**WORK TO COMPLETE**
Gather all lines in the data that hold the string "this".

┌─ INFORMATION GIVEN

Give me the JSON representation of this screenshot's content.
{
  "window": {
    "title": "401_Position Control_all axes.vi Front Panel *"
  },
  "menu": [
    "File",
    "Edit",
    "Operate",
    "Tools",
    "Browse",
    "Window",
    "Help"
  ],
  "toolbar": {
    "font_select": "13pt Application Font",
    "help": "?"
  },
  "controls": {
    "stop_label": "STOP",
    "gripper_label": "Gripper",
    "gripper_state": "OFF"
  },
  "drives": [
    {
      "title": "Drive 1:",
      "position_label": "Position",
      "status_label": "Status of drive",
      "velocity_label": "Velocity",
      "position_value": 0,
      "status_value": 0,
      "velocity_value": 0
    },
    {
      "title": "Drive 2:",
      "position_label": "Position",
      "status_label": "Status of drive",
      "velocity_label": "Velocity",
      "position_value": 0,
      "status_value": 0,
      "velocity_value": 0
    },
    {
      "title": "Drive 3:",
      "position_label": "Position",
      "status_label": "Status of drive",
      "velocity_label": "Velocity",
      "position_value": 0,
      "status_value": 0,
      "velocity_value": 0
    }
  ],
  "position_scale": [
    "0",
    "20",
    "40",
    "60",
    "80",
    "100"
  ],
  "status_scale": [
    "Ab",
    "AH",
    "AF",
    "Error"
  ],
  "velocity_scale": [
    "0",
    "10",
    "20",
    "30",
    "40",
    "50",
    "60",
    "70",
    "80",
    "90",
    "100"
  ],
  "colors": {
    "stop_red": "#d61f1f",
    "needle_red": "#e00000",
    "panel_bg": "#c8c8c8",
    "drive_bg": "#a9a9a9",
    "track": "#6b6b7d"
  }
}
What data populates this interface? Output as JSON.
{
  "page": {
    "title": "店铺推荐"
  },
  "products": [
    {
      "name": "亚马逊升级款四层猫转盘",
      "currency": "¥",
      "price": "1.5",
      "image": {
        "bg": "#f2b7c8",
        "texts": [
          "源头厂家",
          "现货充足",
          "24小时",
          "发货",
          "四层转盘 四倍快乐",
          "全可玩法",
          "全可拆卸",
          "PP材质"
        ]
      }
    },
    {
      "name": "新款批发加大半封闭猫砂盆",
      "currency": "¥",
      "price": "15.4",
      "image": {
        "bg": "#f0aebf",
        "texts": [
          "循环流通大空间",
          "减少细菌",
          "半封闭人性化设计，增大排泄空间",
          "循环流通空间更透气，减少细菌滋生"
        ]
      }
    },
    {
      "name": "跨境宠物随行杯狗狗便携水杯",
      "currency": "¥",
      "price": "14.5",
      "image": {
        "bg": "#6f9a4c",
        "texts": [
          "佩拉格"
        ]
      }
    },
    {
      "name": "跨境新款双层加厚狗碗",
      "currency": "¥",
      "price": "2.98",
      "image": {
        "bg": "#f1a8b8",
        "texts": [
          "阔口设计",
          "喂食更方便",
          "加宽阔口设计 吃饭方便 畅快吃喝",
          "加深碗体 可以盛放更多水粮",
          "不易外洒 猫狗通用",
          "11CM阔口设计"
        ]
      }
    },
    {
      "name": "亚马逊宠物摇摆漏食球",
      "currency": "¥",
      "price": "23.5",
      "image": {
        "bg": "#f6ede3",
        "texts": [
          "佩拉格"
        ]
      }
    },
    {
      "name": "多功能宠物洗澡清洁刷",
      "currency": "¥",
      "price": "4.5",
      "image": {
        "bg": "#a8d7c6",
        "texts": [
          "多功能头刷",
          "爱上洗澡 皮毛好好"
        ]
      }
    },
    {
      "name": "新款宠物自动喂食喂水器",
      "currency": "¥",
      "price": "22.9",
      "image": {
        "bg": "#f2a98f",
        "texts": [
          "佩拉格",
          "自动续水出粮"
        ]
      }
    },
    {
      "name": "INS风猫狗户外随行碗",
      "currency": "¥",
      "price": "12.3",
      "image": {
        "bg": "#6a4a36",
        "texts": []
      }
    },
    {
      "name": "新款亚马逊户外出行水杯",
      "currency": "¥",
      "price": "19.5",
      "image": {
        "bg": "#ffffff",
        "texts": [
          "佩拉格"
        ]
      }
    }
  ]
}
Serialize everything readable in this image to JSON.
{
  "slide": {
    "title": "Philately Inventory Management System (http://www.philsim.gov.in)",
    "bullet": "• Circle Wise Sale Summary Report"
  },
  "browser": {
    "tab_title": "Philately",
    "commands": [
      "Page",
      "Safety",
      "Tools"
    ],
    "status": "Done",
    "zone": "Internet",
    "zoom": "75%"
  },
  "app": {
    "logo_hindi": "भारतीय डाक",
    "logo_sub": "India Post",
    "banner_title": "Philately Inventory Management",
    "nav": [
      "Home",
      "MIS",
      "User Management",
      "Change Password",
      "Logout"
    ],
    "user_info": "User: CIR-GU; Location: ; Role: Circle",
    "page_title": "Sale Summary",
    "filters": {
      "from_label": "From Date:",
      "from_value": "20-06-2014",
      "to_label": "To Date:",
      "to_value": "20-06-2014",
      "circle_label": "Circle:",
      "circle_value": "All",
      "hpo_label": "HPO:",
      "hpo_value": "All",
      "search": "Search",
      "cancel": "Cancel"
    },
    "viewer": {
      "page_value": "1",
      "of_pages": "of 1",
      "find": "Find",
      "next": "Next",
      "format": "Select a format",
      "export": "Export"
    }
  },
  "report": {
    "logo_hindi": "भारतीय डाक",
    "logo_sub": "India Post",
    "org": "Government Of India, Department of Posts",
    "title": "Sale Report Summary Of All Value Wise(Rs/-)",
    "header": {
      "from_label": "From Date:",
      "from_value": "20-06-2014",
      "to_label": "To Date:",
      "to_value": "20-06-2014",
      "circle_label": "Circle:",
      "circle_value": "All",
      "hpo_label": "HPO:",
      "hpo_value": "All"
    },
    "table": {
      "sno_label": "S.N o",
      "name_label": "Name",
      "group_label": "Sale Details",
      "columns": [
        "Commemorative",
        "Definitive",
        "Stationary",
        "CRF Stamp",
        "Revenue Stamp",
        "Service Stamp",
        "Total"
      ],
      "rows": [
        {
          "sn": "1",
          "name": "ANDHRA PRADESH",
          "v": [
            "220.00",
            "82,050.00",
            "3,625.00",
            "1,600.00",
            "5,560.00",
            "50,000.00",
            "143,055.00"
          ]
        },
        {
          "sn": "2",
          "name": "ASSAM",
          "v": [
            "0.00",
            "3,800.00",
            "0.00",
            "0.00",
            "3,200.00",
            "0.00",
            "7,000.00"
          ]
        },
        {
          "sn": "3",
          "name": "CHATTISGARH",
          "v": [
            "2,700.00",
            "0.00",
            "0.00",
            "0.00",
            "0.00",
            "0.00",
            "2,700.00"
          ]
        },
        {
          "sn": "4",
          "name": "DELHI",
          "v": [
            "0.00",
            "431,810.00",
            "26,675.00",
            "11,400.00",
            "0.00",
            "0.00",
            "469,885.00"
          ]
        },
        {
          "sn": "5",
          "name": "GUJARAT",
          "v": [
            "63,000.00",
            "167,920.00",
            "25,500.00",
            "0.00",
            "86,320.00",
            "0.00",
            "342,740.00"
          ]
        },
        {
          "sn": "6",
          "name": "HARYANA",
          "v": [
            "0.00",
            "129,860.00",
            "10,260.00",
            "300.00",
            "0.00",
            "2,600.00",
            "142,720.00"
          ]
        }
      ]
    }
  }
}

└─

**SOLUTION TO THE EXERCISE**
Give me the JSON representation of this screenshot's content.
What data populates this interface? Output as JSON.
Serialize everything readable in this image to JSON.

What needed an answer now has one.